(Saved entries)
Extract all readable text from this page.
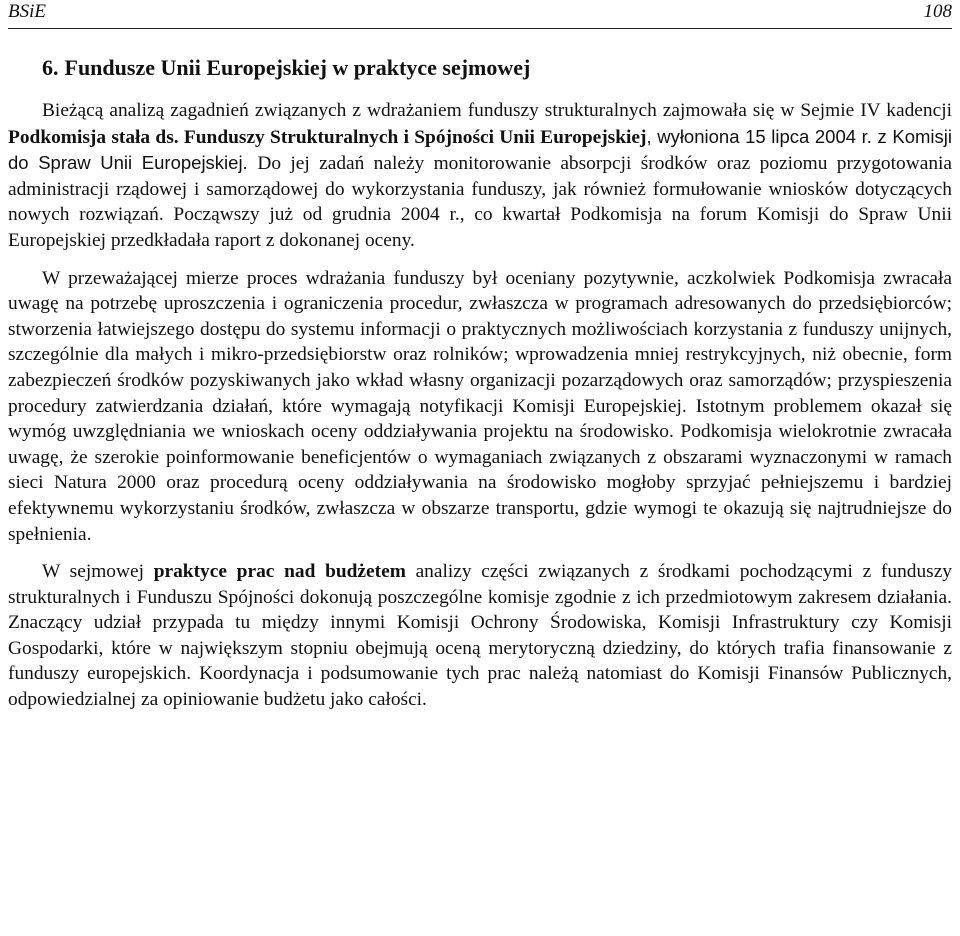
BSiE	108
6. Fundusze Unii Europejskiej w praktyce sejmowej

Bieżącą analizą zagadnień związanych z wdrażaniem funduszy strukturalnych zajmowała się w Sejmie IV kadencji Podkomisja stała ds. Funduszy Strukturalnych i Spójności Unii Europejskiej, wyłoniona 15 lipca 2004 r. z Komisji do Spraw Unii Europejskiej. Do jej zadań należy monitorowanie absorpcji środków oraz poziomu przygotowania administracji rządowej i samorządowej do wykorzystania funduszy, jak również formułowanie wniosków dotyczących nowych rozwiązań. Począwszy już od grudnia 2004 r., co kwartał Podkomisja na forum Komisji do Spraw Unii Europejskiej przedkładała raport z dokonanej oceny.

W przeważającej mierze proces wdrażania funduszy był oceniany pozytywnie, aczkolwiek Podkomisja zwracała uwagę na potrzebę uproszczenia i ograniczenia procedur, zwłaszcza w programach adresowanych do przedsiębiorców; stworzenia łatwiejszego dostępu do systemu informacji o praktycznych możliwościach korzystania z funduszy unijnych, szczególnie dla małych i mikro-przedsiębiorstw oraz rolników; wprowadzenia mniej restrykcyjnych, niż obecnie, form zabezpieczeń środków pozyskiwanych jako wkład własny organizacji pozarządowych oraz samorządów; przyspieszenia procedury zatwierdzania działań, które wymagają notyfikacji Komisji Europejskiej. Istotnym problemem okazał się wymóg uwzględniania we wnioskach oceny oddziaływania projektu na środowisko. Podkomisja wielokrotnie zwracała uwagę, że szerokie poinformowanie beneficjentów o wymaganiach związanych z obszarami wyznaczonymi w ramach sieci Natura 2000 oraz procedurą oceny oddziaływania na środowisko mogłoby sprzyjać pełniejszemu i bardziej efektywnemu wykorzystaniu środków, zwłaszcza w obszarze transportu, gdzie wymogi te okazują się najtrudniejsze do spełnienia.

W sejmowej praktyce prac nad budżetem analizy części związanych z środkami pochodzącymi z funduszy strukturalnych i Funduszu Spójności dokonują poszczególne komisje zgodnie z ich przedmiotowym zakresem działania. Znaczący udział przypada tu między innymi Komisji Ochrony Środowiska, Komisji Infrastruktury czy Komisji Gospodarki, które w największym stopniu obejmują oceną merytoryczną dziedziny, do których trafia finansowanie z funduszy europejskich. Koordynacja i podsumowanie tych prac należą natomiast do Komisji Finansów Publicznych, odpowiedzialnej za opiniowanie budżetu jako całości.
...
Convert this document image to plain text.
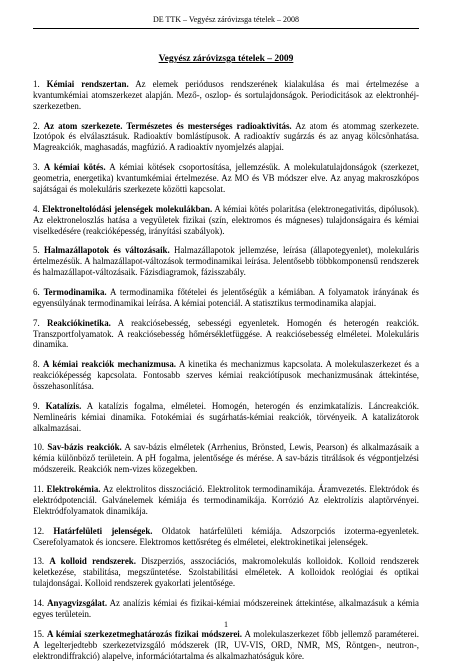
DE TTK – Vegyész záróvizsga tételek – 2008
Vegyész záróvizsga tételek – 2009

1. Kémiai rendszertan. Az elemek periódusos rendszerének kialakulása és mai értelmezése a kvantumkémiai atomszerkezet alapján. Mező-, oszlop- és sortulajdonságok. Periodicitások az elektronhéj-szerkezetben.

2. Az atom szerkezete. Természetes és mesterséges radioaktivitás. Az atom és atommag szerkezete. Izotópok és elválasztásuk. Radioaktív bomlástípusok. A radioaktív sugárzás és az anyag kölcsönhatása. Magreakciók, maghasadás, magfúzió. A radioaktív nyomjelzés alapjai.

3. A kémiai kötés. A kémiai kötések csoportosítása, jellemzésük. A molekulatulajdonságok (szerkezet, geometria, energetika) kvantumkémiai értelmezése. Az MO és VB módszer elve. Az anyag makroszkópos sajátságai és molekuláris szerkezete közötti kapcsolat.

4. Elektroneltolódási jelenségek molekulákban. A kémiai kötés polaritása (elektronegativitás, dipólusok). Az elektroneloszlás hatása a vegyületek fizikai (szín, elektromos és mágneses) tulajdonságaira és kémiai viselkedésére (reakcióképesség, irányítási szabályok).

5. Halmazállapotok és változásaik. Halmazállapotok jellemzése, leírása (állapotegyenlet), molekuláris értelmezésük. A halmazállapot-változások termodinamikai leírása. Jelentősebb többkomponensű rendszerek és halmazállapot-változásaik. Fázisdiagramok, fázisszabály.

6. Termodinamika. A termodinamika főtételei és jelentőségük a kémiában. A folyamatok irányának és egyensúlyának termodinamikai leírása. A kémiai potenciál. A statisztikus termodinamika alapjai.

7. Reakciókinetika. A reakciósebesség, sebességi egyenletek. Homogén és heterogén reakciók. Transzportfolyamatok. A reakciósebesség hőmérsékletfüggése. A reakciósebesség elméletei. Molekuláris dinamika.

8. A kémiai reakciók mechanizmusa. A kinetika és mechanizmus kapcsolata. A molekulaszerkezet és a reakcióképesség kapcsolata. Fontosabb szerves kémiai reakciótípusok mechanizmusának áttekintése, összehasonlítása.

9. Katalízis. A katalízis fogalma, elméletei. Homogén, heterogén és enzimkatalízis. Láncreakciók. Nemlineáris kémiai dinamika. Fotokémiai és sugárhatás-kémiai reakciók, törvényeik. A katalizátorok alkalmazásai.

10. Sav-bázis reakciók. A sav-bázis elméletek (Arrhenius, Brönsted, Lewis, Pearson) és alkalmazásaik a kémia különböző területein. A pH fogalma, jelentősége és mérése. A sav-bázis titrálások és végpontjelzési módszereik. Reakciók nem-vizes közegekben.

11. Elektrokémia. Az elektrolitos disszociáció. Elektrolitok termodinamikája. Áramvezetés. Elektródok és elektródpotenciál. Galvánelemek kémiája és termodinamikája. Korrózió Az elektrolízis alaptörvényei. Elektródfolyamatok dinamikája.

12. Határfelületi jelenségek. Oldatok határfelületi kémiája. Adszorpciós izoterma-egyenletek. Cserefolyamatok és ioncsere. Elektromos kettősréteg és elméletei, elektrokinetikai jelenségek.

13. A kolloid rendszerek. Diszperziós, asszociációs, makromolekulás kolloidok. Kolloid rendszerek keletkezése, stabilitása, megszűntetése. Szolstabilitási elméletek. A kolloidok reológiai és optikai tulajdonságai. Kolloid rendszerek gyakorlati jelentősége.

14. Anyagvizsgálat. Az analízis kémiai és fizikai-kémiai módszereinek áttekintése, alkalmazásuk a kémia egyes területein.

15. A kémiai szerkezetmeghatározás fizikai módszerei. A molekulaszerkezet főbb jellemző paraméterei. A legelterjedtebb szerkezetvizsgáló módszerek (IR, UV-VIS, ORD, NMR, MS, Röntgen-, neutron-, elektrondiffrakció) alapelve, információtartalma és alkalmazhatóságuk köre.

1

REQUIREMENT
Give the number of lines in the records above that contain the word "fogalma". Reply with that number alone.

WRITTEN RESPONSE
2